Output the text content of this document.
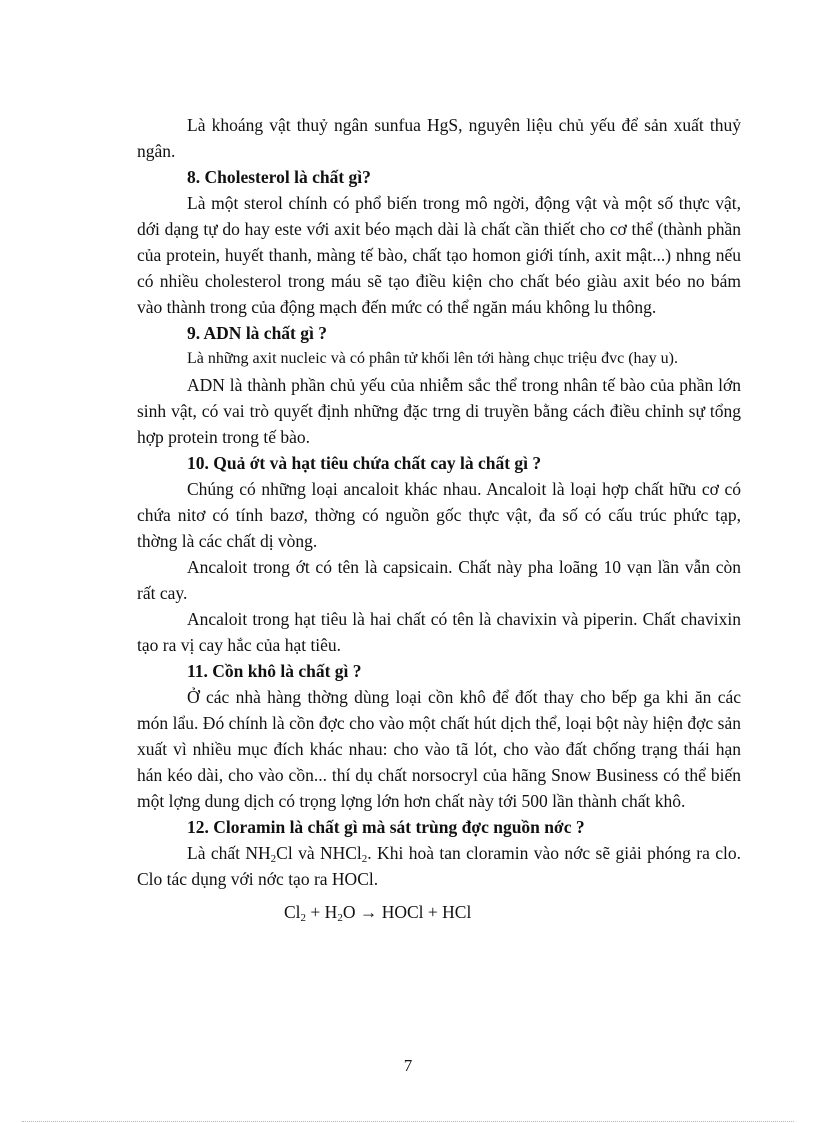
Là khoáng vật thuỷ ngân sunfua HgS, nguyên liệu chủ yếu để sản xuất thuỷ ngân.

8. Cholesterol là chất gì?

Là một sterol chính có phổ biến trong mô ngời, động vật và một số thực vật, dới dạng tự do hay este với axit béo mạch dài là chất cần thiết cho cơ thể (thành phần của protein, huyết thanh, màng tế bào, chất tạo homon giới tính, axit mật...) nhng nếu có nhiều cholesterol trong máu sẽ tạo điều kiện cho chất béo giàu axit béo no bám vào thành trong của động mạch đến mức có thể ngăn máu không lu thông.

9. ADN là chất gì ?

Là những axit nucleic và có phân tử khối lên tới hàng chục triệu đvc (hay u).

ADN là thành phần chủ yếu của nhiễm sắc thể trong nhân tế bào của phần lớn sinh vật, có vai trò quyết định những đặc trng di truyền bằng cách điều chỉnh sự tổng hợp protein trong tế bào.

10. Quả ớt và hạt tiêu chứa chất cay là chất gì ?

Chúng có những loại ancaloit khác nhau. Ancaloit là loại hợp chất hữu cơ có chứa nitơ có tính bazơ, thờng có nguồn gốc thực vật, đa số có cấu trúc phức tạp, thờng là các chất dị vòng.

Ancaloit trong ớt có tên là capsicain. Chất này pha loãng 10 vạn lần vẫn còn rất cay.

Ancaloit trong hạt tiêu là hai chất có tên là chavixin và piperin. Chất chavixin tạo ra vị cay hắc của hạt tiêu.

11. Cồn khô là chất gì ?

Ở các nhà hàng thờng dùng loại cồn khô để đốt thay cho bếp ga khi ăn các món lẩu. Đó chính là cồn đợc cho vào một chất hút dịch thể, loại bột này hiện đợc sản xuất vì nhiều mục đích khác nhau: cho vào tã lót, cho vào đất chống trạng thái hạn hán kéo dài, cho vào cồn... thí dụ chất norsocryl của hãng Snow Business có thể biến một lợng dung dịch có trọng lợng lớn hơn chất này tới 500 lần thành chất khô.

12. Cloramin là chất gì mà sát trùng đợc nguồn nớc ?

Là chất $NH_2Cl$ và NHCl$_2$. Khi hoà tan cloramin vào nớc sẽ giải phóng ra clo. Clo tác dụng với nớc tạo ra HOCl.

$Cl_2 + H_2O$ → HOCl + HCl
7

________________________

# Directions
Please output all of the data exactly as given, omitting any images it holds.

# Exercise solution
Output the text content of this document.
Là khoáng vật thuỷ ngân sunfua HgS, nguyên liệu chủ yếu để sản xuất thuỷ ngân.

8. Cholesterol là chất gì?

Là một sterol chính có phổ biến trong mô ngời, động vật và một số thực vật, dới dạng tự do hay este với axit béo mạch dài là chất cần thiết cho cơ thể (thành phần của protein, huyết thanh, màng tế bào, chất tạo homon giới tính, axit mật...) nhng nếu có nhiều cholesterol trong máu sẽ tạo điều kiện cho chất béo giàu axit béo no bám vào thành trong của động mạch đến mức có thể ngăn máu không lu thông.

9. ADN là chất gì ?

Là những axit nucleic và có phân tử khối lên tới hàng chục triệu đvc (hay u).

ADN là thành phần chủ yếu của nhiễm sắc thể trong nhân tế bào của phần lớn sinh vật, có vai trò quyết định những đặc trng di truyền bằng cách điều chỉnh sự tổng hợp protein trong tế bào.

10. Quả ớt và hạt tiêu chứa chất cay là chất gì ?

Chúng có những loại ancaloit khác nhau. Ancaloit là loại hợp chất hữu cơ có chứa nitơ có tính bazơ, thờng có nguồn gốc thực vật, đa số có cấu trúc phức tạp, thờng là các chất dị vòng.

Ancaloit trong ớt có tên là capsicain. Chất này pha loãng 10 vạn lần vẫn còn rất cay.

Ancaloit trong hạt tiêu là hai chất có tên là chavixin và piperin. Chất chavixin tạo ra vị cay hắc của hạt tiêu.

11. Cồn khô là chất gì ?

Ở các nhà hàng thờng dùng loại cồn khô để đốt thay cho bếp ga khi ăn các món lẩu. Đó chính là cồn đợc cho vào một chất hút dịch thể, loại bột này hiện đợc sản xuất vì nhiều mục đích khác nhau: cho vào tã lót, cho vào đất chống trạng thái hạn hán kéo dài, cho vào cồn... thí dụ chất norsocryl của hãng Snow Business có thể biến một lợng dung dịch có trọng lợng lớn hơn chất này tới 500 lần thành chất khô.

12. Cloramin là chất gì mà sát trùng đợc nguồn nớc ?

Là chất $NH_2Cl$ và NHCl$_2$. Khi hoà tan cloramin vào nớc sẽ giải phóng ra clo. Clo tác dụng với nớc tạo ra HOCl.

$Cl_2 + H_2O$ → HOCl + HCl
7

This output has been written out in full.